▸ **Document page text data**:
Content starts

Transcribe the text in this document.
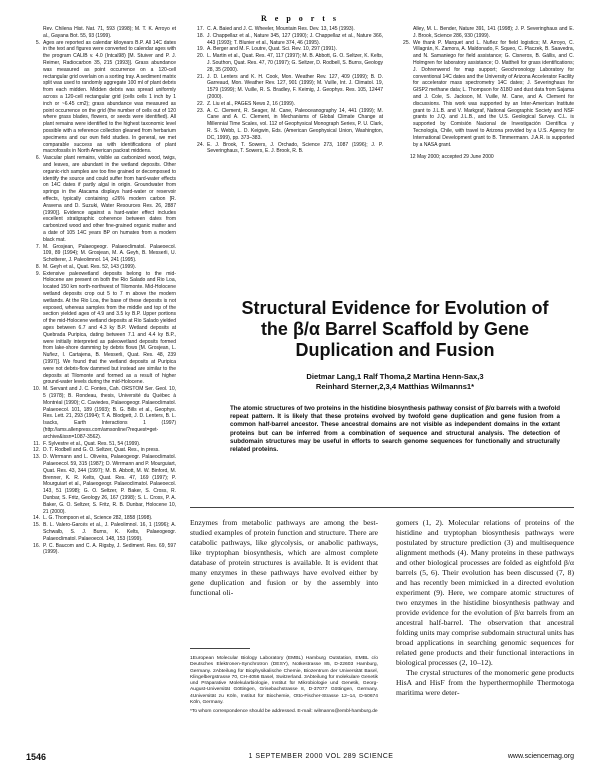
R e p o r t s
Rev. Chilena Hist. Nat. 71, 593 (1998); M. T. K. Arroyo et al., Gayana Bot. 55, 93 (1999).
5. Ages are reported as calendar kiloyears B.P. All 14C dates in the text and figures were converted to calendar ages with the program CALIB v. 4.0 (Intcal98) [M. Stuiver and P. J. Reimer, Radiocarbon 35, 215 (1993)]. Grass abundance was measured as point occurrence on a 120-cell rectangular grid overlain on a sorting tray. A sediment matrix split was used to randomly aggregate 100 ml of plant debris from each midden. Midden debris was spread uniformly across a 120-cell rectangular grid (cells cells 1 inch by 1 inch or ~6.45 cm2); grass abundance was measured as point occurrence on the grid (the number of cells out of 120 where grass blades, flowers, or seeds were identified). All plant remains were identified to the highest taxonomic level possible with a reference collection gleaned from herbarium specimens and our own field studies. In general, we met comparable success as with identifications of plant macrofossils in North American packrat middens.
6. Vascular plant remains, visible as carbonized wood, twigs, and leaves, are abundant in the wetland deposits. Other organic-rich samples are too fine grained or decomposed to identify the source and could suffer from hard-water effects on 14C dates if partly algal in origin. Groundwater from springs in the Atacama displays hard-water or reservoir effects, typically containing ≤26% modern carbon [R. Aravena and D. Suzuki, Water Resources Res. 26, 2887 (1990)]. Evidence against a hard-water effect includes excellent stratigraphic coherence between dates from carbonized wood and other fine-grained organic matter and a date of 105 14C years BP on humates from a modern black mat.
7. M. Grosjean, Palaeogeogr. Palaeoclimatol. Palaeoecol. 109, 89 (1994); M. Grosjean, M. A. Geyh, B. Messerli, U. Schotterer, J. Paleolimnol. 14, 241 (1995).
8. M. Geyh et al., Quat. Res. 52, 143 (1999).
9. Extensive paleowetland deposits belong to the mid-Holocene are present on both the Rio Salado and Rio Loa, located 150 km north-northwest of Tilomonte. Mid-Holocene wetland deposits crop out 5 to 7 m above the modern wetlands. At the Rio Loa, the base of these deposits is not exposed, whereas samples from the middle and top of the section yielded ages of 4.9 and 3.5 ky B.P. Upper portions of the mid-Holocene wetland deposits at Rio Salado yielded ages between 6.7 and 4.3 ky B.P. Wetland deposits at Quebrada Puripica, dating between 7.1 and 4.4 ky B.P., were initially interpreted as paleowetland deposits formed from lake-shore damming by debris flows [M. Grosjean, L. Nuñez, I. Cartajena, B. Messerli, Quat. Res. 48, 239 (1997)]. We found that the wetland deposits at Puripica were not debris-flow dammed but instead are similar to the deposits at Tilomonte and formed as a result of higher ground-water levels during the mid-Holocene.
10. M. Servant and J. C. Fontes, Cah. ORSTOM Ser. Geol. 10, 5 (1978); B. Rondeau, thesis, Université du Québec à Montréal (1990); C. Caviedes, Palaeogeogr. Palaeoclimatol. Palaeoecol. 101, 189 (1993); B. G. Bills et al., Geophys. Res. Lett. 21, 293 (1994); T. A. Blodgett, J. D. Lenters, B. L. Isacks, Earth Interactions 1 (1997) (http://ams.allenpress.com/amsonline/?request=get-archive&issn=1087-3562).
11. F. Sylvestre et al., Quat. Res. 51, 54 (1999).
12. D. T. Rodbell and G. O. Seltzer, Quat. Res., in press.
13. D. Wirrmann and L. Oliveira, Palaeogeogr. Palaeoclimatol. Palaeoecol. 59, 315 (1987); D. Wirrmann and P. Mourguiart, Quat. Res. 43, 344 (1997); M. B. Abbott, M. W. Binford, M. Brenner, K. R. Kelts, Quat. Res. 47, 169 (1997); P. Mourguiart et al., Palaeogeogr. Palaeoclimatol. Palaeoecol. 143, 51 (1998); G. O. Seltzer, P. Baker, S. Cross, R. Dunbar, S. Fritz, Geology 26, 167 (1998); S. L. Cross, P. A. Baker, G. O. Seltzer, S. Fritz, R. B. Dunbar, Holocene 10, 21 (2000).
14. L. G. Thompson et al., Science 282, 1858 (1998).
15. B. L. Valero-Garcés et al., J. Paleolimnol. 16, 1 (1996); A. Schwalb, S. J. Burns, K. Kelts, Palaeogeogr. Palaeoclimatol. Palaeoecol. 148, 153 (1999).
16. P. C. Baucom and C. A. Rigsby, J. Sediment. Res. 69, 597 (1999).
17. C. A. Baied and J. C. Wheeler, Mountain Res. Dev. 13, 145 (1993).
18. J. Chappellaz et al., Nature 345, 127 (1990); J. Chappellaz et al., Nature 366, 443 (1993); T. Blunier et al., Nature 374, 46 (1995).
19. A. Berger and M. F. Loutre, Quat. Sci. Rev. 10, 297 (1991).
20. L. Martin et al., Quat. Res. 47, 117 (1997); M. B. Abbott, G. O. Seltzer, K. Kelts, J. Southon, Quat. Res. 47, 70 (1997); G. Seltzer, D. Rodbell, S. Burns, Geology 28, 35 (2000).
21. J. D. Lenters and K. H. Cook, Mon. Weather Rev. 127, 409 (1999); B. D. Garreaud, Mon. Weather Rev. 127, 901 (1999); M. Vuille, Int. J. Climatol. 19, 1579 (1999); M. Vuille, R. S. Bradley, F. Keimig, J. Geophys. Res. 105, 12447 (2000).
22. Z. Liu et al., PAGES News 2, 16 (1999).
23. A. C. Clement, R. Seager, M. Cane, Paleoceanography 14, 441 (1999); M. Cane and A. C. Clement, in Mechanisms of Global Climate Change at Millennial Time Scales, vol. 112 of Geophysical Monograph Series, P. U. Clark, R. S. Webb, L. D. Keigwin, Eds. (American Geophysical Union, Washington, DC, 1999), pp. 373–383.
24. E. J. Brook, T. Sowers, J. Orchado, Science 273, 1087 (1996); J. P. Severinghaus, T. Sowers, E. J. Brook, R. B.
Alley, M. L. Bender, Nature 391, 141 (1998); J. P. Severinghaus and E. J. Brook, Science 286, 930 (1999).
25. We thank P. Marquet and L. Nuñez for field logistics; M. Arroyo, C. Villagrán, K. Zamora, A. Maldonado, F. Squeo, C. Placzek, B. Saavedra, and N. Samaniego for field assistance; G. Cisneros, B. Gállis, and C. Holmgren for laboratory assistance; O. Mattheli for grass identifications; J. Dohrenwend for map support; Geochronology Laboratory for conventional 14C dates and the University of Arizona Accelerator Facility for accelerator mass spectrometry 14C dates; J. Severinghaus for GISP2 methane data; L. Thompson for δ18O and dust data from Sajama and J. Cole, S. Jackson, M. Vuille, M. Cane, and A. Clement for discussions. This work was supported by an Inter-American Institute grant to J.L.B. and V. Markgraf, National Geographic Society and NSF grants to J.Q. and J.L.B., and the U.S. Geological Survey. C.L. is supported by Comisión Nacional de Investigación Científica y Tecnología, Chile, with travel to Arizona provided by a U.S. Agency for International Development grant to B. Timmermann. J.A.R. is supported by a NASA grant.
12 May 2000; accepted 29 June 2000
Structural Evidence for Evolution of the β/α Barrel Scaffold by Gene Duplication and Fusion
Dietmar Lang,1 Ralf Thoma,2 Martina Henn-Sax,3
Reinhard Sterner,2,3,4 Matthias Wilmanns1*
The atomic structures of two proteins in the histidine biosynthesis pathway consist of β/α barrels with a twofold repeat pattern. It is likely that these proteins evolved by twofold gene duplication and gene fusion from a common half-barrel ancestor. These ancestral domains are not visible as independent domains in the extant proteins but can be inferred from a combination of sequence and structural analysis. The detection of subdomain structures may be useful in efforts to search genome sequences for functionally and structurally related proteins.
Enzymes from metabolic pathways are among the best-studied examples of protein function and structure. There are catabolic pathways, like glycolysis, or anabolic pathways, like tryptophan biosynthesis, which are almost complete database of protein structures is available. It is evident that many enzymes in these pathways have evolved either by gene duplication and fusion or by the assembly into functional oli-
1European Molecular Biology Laboratory (EMBL) Hamburg Outstation, EMBL c/o Deutsches Elektronen-Synchrotron (DESY), Notkestrasse 85, D-22603 Hamburg, Germany. 2Abteilung für Biophysikalische Chemie, Biozentrum der Universität Basel, Klingelbergstrasse 70, CH-4056 Basel, Switzerland. 3Abteilung für molekulare Genetik und Präparative Molekularbiologie, Institut für Mikrobiologie und Genetik, Georg-August-Universität Göttingen, Grisebachstrasse 8, D-37077 Göttingen, Germany. 4Universität zu Köln, Institut für Biochemie, Otto-Fischer-Strasse 12–14, D-50674 Köln, Germany.
*To whom correspondence should be addressed. E-mail: wilmanns@embl-hamburg.de
gomers (1, 2). Molecular relations of proteins of the histidine and tryptophan biosynthesis pathways were postulated by structure prediction (3) and multisequence alignment methods (4). Many proteins in these pathways and other biological processes are folded as eightfold β/α barrels (5, 6). Their evolution has been discussed (7, 8) and has recently been mimicked in a directed evolution experiment (9). Here, we compare atomic structures of two enzymes in the histidine biosynthesis pathway and provide evidence for the evolution of β/α barrels from an ancestral half-barrel. The observation that ancestral folding units may comprise subdomain structural units has broad applications in searching genomic sequences for related gene products and their functional interactions in biological processes (2, 10–12).
The crystal structures of the monomeric gene products HisA and HisF from the hyperthermophile Thermotoga maritima were deter-
1546	1 SEPTEMBER 2000 VOL 289 SCIENCE	www.sciencemag.org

Content ends

▸ **WHAT THE EXERCISE ASKS**: Return each line above where the word "tryptophan" shows up.

▸ **TASK SOLUTION**:
Enzymes from metabolic pathways are among the best-studied examples of protein function and structure. There are catabolic pathways, like glycolysis, or anabolic pathways, like tryptophan biosynthesis, which are almost complete database of protein structures is available. It is evident that many enzymes in these pathways have evolved either by gene duplication and fusion or by the assembly into functional oli-
gomers (1, 2). Molecular relations of proteins of the histidine and tryptophan biosynthesis pathways were postulated by structure prediction (3) and multisequence alignment methods (4). Many proteins in these pathways and other biological processes are folded as eightfold β/α barrels (5, 6). Their evolution has been discussed (7, 8) and has recently been mimicked in a directed evolution experiment (9). Here, we compare atomic structures of two enzymes in the histidine biosynthesis pathway and provide evidence for the evolution of β/α barrels from an ancestral half-barrel. The observation that ancestral folding units may comprise subdomain structural units has broad applications in searching genomic sequences for related gene products and their functional interactions in biological processes (2, 10–12).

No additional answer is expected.